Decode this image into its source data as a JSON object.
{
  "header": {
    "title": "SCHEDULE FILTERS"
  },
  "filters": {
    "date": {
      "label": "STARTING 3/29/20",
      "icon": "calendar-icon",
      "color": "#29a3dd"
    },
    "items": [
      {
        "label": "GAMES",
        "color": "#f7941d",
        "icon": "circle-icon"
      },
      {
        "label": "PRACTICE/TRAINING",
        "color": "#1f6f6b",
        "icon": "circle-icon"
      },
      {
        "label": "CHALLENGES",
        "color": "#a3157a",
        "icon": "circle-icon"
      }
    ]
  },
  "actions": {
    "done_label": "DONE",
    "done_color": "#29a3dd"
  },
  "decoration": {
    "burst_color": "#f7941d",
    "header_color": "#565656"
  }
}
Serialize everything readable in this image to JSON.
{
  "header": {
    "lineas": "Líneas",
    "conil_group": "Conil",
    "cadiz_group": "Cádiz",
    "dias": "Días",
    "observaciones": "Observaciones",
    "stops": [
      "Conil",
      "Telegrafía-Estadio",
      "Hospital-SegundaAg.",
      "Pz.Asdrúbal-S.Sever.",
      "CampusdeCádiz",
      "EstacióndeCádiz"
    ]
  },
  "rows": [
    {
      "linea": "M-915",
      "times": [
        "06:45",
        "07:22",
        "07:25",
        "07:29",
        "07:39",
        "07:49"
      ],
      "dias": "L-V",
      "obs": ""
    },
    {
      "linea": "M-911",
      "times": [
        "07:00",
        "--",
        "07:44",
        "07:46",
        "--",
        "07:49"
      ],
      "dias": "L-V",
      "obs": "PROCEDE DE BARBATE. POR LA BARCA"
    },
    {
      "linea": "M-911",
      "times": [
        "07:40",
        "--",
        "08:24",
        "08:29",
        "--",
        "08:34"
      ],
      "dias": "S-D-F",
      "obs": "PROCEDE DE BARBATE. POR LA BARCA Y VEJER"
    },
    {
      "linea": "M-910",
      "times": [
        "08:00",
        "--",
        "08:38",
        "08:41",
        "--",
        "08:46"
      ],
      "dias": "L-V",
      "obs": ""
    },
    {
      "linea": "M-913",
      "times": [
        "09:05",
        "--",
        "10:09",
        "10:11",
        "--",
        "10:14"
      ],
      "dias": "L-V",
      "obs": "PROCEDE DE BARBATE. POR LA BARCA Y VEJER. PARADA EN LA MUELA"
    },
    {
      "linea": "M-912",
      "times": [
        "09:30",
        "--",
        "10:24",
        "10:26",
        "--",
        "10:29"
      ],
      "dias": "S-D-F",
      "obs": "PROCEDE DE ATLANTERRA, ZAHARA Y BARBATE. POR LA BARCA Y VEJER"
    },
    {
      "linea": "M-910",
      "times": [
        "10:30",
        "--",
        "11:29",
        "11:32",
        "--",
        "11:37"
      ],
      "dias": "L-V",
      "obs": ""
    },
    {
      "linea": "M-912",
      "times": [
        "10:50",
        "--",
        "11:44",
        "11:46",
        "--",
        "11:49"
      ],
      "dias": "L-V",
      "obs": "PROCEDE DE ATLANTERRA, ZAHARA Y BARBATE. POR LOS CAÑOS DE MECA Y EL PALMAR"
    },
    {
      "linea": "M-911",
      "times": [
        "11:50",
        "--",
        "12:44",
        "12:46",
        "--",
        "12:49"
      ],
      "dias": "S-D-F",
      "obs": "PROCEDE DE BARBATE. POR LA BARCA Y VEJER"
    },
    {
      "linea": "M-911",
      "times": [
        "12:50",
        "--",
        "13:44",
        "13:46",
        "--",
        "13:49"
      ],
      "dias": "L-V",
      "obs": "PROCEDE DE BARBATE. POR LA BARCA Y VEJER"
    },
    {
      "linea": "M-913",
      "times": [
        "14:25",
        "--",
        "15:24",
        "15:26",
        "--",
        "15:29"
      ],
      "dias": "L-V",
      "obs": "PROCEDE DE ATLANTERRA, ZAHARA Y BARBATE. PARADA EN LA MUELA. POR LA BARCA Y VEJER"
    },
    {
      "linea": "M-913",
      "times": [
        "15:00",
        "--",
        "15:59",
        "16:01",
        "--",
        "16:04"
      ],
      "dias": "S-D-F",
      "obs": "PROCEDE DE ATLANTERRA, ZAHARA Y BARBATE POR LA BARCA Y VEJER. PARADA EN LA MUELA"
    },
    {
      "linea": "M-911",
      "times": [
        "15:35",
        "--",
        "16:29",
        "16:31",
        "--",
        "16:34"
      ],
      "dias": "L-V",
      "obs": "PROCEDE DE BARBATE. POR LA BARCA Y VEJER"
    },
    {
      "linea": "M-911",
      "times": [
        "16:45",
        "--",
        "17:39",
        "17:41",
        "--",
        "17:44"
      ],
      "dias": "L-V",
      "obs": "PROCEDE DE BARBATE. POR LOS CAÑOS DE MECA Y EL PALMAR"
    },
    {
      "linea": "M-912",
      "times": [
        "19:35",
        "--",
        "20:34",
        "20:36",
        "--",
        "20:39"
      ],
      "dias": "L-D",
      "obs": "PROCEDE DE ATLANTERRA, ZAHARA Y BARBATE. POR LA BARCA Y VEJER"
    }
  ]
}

- Problem to solve
List every line above that holds the word "JSON".

- Response
Decode this image into its source data as a JSON object.
Serialize everything readable in this image to JSON.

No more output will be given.